───── Listed entries

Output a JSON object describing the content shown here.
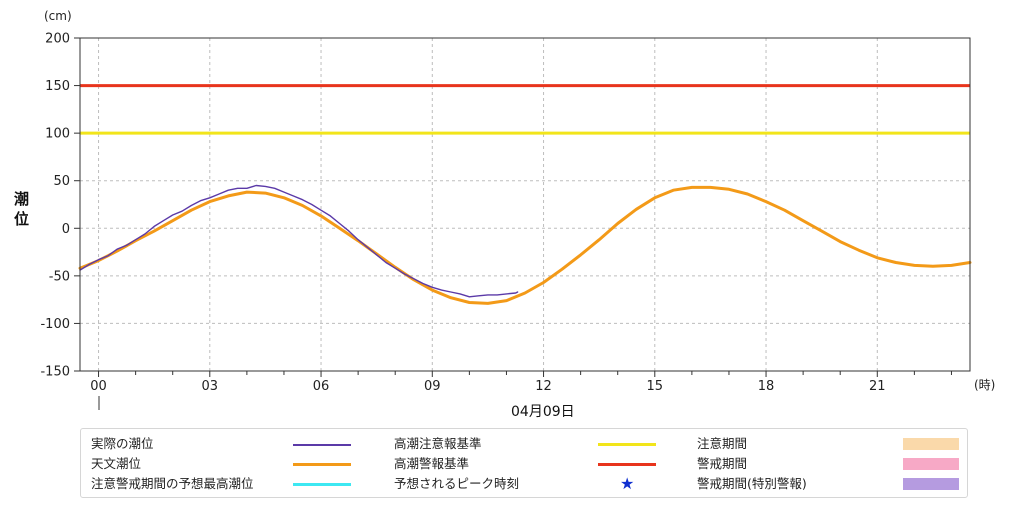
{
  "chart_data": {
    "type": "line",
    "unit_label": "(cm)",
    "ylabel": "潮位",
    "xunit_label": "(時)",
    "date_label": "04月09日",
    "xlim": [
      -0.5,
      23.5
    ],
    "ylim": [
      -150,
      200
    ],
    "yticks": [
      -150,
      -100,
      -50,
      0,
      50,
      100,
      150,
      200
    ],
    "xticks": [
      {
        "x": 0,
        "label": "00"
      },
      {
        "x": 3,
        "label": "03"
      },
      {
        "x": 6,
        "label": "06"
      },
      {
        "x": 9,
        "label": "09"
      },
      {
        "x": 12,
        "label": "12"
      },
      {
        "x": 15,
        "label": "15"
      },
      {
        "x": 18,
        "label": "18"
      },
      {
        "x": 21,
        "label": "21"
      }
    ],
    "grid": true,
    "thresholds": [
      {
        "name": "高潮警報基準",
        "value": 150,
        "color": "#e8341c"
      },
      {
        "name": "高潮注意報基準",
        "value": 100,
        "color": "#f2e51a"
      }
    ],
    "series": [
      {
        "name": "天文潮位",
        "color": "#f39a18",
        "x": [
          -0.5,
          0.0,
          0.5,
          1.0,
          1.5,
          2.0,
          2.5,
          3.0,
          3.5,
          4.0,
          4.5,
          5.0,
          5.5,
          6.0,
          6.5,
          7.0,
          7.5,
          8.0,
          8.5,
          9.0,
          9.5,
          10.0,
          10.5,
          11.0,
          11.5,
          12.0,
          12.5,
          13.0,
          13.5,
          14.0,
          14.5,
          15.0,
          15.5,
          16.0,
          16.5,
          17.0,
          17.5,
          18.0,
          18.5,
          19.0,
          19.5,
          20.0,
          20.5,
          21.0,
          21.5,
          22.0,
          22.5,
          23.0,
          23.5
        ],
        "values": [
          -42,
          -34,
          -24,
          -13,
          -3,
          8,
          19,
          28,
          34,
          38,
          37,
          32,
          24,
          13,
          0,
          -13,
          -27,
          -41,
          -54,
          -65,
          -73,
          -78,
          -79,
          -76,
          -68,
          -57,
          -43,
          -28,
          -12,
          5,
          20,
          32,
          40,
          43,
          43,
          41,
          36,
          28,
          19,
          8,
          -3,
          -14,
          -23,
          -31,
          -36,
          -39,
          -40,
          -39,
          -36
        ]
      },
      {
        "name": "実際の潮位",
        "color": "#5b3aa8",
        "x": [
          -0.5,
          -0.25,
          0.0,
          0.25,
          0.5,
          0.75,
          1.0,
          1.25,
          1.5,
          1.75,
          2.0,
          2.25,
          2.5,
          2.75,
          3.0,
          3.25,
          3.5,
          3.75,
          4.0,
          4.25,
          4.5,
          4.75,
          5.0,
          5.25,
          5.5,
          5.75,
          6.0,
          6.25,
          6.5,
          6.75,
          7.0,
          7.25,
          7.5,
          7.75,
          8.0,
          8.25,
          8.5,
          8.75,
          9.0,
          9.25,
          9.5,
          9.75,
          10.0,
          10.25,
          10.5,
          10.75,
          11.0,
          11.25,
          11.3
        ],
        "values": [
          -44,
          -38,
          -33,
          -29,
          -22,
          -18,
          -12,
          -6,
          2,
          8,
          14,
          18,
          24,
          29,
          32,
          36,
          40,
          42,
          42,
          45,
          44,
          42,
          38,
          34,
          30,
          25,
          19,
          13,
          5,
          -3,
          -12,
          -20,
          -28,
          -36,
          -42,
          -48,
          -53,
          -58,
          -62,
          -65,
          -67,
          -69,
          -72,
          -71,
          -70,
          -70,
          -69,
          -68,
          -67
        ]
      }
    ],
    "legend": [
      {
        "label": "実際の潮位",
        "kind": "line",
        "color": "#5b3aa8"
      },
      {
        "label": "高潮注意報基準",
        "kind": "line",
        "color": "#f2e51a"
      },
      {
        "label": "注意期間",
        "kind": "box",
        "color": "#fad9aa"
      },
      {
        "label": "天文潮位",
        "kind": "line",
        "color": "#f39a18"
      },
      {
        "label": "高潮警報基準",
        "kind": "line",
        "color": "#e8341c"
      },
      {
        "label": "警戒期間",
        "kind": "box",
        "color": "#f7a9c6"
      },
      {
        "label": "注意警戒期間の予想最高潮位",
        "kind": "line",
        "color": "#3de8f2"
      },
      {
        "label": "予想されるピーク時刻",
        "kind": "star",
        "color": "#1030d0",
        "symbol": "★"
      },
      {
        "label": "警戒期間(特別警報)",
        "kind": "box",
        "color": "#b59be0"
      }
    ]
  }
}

──────────
───── Listed entries

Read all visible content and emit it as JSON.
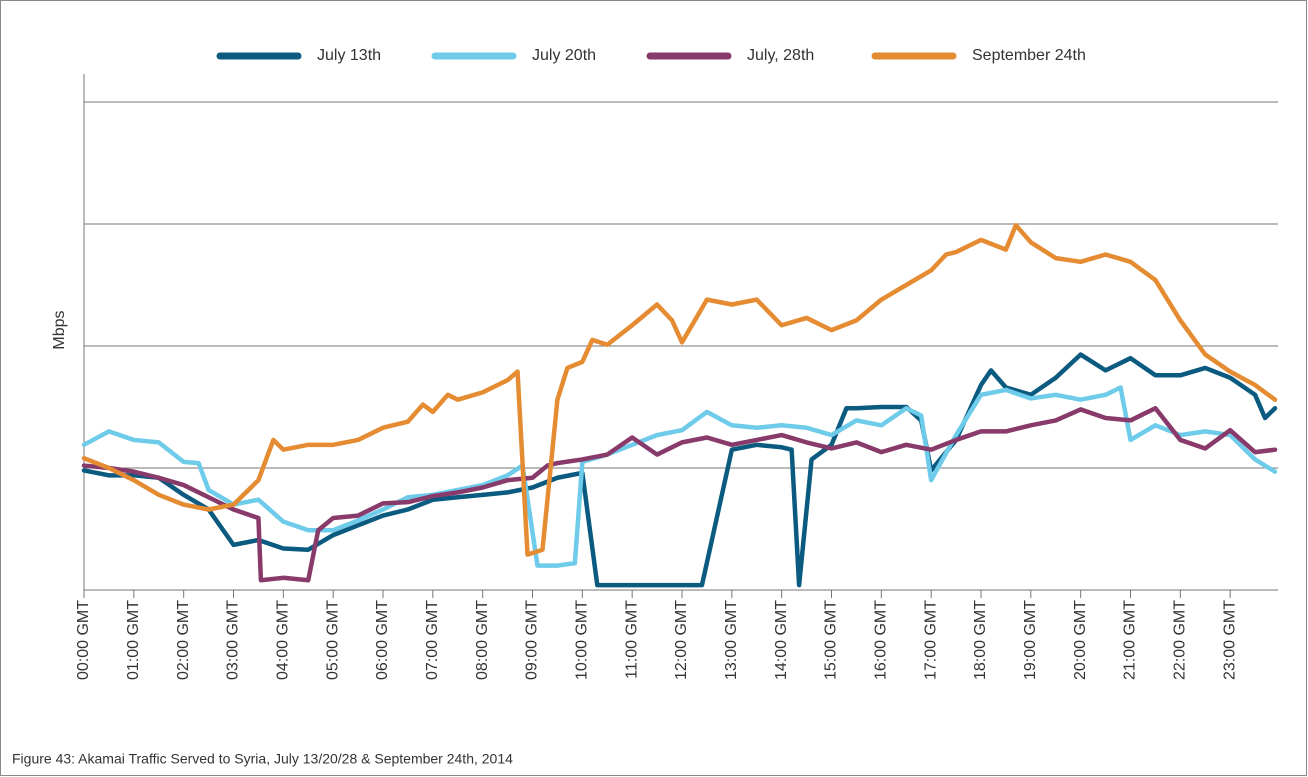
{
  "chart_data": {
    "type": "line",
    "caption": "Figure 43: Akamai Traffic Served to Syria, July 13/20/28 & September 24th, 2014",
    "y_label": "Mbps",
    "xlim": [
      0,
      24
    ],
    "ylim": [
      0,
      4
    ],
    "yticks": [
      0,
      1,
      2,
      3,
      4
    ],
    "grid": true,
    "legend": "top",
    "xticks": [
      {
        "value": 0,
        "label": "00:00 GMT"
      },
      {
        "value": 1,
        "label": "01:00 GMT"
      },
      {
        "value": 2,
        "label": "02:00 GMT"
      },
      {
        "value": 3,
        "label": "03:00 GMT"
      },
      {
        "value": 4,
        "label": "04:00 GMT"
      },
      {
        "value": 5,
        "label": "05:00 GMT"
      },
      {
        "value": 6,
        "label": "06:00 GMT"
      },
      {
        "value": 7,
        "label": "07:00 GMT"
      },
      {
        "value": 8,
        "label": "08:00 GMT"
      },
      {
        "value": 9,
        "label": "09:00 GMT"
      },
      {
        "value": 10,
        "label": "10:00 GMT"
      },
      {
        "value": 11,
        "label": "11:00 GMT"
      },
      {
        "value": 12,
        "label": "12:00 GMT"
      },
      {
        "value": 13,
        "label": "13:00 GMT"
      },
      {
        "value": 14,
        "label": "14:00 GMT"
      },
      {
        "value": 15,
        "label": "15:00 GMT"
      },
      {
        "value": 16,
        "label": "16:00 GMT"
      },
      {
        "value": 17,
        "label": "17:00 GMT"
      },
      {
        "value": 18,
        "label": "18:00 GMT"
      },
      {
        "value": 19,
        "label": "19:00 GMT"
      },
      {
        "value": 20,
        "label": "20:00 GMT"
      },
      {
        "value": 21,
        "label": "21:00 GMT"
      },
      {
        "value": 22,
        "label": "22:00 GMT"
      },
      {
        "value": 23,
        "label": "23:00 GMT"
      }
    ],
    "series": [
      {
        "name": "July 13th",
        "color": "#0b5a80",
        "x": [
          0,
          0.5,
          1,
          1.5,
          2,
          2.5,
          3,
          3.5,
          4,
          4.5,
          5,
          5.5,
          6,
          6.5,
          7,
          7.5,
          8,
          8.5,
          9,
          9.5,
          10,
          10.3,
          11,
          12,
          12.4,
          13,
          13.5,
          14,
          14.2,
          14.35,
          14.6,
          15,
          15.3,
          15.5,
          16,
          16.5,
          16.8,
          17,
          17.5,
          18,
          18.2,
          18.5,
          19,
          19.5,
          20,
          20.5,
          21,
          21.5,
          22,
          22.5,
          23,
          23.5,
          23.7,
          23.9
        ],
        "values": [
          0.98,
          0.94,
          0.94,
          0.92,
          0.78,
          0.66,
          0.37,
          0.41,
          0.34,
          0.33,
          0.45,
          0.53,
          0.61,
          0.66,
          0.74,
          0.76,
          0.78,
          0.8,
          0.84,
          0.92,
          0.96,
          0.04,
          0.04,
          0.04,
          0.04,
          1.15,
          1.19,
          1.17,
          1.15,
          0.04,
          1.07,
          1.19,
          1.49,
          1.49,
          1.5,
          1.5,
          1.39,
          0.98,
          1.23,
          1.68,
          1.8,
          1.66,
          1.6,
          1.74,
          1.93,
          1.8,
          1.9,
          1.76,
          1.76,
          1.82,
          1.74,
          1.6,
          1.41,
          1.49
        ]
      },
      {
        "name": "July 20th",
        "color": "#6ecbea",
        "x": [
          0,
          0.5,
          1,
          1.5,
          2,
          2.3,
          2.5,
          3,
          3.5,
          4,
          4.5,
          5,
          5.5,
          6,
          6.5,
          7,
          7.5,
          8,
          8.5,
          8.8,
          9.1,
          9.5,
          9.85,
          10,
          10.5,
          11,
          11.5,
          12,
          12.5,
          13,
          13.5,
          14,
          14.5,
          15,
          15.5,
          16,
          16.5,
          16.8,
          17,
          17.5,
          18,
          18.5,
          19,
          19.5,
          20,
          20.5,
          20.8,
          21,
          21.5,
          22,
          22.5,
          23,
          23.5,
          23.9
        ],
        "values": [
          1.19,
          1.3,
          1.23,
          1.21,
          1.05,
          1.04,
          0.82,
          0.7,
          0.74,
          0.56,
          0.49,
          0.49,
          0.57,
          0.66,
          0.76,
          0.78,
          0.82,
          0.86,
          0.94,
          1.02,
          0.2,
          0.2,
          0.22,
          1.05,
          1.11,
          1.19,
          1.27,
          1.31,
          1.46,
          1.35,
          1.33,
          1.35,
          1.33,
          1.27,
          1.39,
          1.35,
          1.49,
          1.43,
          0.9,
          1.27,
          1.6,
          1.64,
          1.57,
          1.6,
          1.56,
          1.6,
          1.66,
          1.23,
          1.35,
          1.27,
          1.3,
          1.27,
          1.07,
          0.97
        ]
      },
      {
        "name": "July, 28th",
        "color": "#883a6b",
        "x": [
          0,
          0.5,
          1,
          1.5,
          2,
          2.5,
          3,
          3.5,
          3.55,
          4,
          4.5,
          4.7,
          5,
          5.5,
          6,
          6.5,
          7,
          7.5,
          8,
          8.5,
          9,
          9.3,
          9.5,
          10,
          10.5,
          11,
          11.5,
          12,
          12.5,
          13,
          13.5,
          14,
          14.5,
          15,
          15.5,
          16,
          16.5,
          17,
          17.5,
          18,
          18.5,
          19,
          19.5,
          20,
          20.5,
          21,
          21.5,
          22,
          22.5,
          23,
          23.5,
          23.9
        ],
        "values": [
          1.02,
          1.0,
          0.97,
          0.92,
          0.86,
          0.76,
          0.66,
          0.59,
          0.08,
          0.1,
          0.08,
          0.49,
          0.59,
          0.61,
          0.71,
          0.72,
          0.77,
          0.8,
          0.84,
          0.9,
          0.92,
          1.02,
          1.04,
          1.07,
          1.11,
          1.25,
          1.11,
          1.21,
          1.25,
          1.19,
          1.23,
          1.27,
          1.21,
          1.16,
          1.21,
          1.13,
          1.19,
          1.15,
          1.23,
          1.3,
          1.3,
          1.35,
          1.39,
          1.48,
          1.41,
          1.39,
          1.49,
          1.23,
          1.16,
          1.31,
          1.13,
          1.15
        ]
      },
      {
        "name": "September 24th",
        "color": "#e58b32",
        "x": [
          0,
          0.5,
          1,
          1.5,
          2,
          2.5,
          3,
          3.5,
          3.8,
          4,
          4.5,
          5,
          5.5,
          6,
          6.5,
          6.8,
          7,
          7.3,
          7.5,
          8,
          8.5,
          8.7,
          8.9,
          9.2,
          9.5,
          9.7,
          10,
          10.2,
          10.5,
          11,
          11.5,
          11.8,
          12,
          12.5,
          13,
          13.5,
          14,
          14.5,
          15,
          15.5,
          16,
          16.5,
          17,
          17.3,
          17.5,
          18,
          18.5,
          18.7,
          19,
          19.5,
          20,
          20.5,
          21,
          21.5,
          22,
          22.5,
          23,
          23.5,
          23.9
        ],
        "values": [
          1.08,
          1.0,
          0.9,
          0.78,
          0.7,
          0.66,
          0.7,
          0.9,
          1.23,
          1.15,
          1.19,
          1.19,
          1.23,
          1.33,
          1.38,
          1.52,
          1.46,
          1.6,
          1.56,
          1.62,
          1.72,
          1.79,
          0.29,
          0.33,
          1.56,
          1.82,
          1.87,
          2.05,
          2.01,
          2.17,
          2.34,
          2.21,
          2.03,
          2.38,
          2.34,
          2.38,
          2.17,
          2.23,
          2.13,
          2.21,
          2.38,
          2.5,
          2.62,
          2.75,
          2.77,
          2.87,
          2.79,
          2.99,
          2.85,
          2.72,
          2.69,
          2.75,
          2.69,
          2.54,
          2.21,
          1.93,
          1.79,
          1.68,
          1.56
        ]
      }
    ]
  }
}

──────────

Short exercise
Report how many lines in the records hold the word "content", giving the number and nothing else.

Response to this exercise
2